● **Exercise goal**
Retype every entry word for word.

** begin Supplied records **

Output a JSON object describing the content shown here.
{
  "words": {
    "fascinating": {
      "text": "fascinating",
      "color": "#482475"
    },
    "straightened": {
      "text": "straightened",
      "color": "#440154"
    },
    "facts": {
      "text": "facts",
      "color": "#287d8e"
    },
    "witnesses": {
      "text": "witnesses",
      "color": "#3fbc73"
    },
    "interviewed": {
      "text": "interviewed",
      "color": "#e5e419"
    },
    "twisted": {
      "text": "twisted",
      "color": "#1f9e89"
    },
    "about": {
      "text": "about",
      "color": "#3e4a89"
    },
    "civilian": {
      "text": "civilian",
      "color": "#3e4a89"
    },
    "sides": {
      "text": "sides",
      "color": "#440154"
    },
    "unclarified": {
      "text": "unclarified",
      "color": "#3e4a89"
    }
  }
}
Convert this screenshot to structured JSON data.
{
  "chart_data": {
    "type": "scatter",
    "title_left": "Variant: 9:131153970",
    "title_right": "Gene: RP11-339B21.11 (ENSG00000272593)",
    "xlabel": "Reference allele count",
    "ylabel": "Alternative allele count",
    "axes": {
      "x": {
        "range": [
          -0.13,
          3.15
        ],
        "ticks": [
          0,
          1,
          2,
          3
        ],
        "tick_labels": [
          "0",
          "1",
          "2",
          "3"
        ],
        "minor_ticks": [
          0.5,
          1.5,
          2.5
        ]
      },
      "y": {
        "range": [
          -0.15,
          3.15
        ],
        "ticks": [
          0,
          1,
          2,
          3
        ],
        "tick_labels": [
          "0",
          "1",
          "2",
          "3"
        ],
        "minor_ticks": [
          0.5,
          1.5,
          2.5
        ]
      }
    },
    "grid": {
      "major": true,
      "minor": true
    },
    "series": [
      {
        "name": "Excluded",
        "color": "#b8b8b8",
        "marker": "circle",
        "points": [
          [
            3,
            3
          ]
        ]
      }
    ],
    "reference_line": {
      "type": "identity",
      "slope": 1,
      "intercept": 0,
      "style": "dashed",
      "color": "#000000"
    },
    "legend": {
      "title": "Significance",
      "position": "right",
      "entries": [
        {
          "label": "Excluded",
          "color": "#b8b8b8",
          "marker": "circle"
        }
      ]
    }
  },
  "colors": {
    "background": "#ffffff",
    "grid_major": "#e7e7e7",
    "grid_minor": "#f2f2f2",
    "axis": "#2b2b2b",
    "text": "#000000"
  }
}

** end Supplied records **

● **Response to this exercise**
Output a JSON object describing the content shown here.
{
  "words": {
    "fascinating": {
      "text": "fascinating",
      "color": "#482475"
    },
    "straightened": {
      "text": "straightened",
      "color": "#440154"
    },
    "facts": {
      "text": "facts",
      "color": "#287d8e"
    },
    "witnesses": {
      "text": "witnesses",
      "color": "#3fbc73"
    },
    "interviewed": {
      "text": "interviewed",
      "color": "#e5e419"
    },
    "twisted": {
      "text": "twisted",
      "color": "#1f9e89"
    },
    "about": {
      "text": "about",
      "color": "#3e4a89"
    },
    "civilian": {
      "text": "civilian",
      "color": "#3e4a89"
    },
    "sides": {
      "text": "sides",
      "color": "#440154"
    },
    "unclarified": {
      "text": "unclarified",
      "color": "#3e4a89"
    }
  }
}
Convert this screenshot to structured JSON data.
{
  "chart_data": {
    "type": "scatter",
    "title_left": "Variant: 9:131153970",
    "title_right": "Gene: RP11-339B21.11 (ENSG00000272593)",
    "xlabel": "Reference allele count",
    "ylabel": "Alternative allele count",
    "axes": {
      "x": {
        "range": [
          -0.13,
          3.15
        ],
        "ticks": [
          0,
          1,
          2,
          3
        ],
        "tick_labels": [
          "0",
          "1",
          "2",
          "3"
        ],
        "minor_ticks": [
          0.5,
          1.5,
          2.5
        ]
      },
      "y": {
        "range": [
          -0.15,
          3.15
        ],
        "ticks": [
          0,
          1,
          2,
          3
        ],
        "tick_labels": [
          "0",
          "1",
          "2",
          "3"
        ],
        "minor_ticks": [
          0.5,
          1.5,
          2.5
        ]
      }
    },
    "grid": {
      "major": true,
      "minor": true
    },
    "series": [
      {
        "name": "Excluded",
        "color": "#b8b8b8",
        "marker": "circle",
        "points": [
          [
            3,
            3
          ]
        ]
      }
    ],
    "reference_line": {
      "type": "identity",
      "slope": 1,
      "intercept": 0,
      "style": "dashed",
      "color": "#000000"
    },
    "legend": {
      "title": "Significance",
      "position": "right",
      "entries": [
        {
          "label": "Excluded",
          "color": "#b8b8b8",
          "marker": "circle"
        }
      ]
    }
  },
  "colors": {
    "background": "#ffffff",
    "grid_major": "#e7e7e7",
    "grid_minor": "#f2f2f2",
    "axis": "#2b2b2b",
    "text": "#000000"
  }
}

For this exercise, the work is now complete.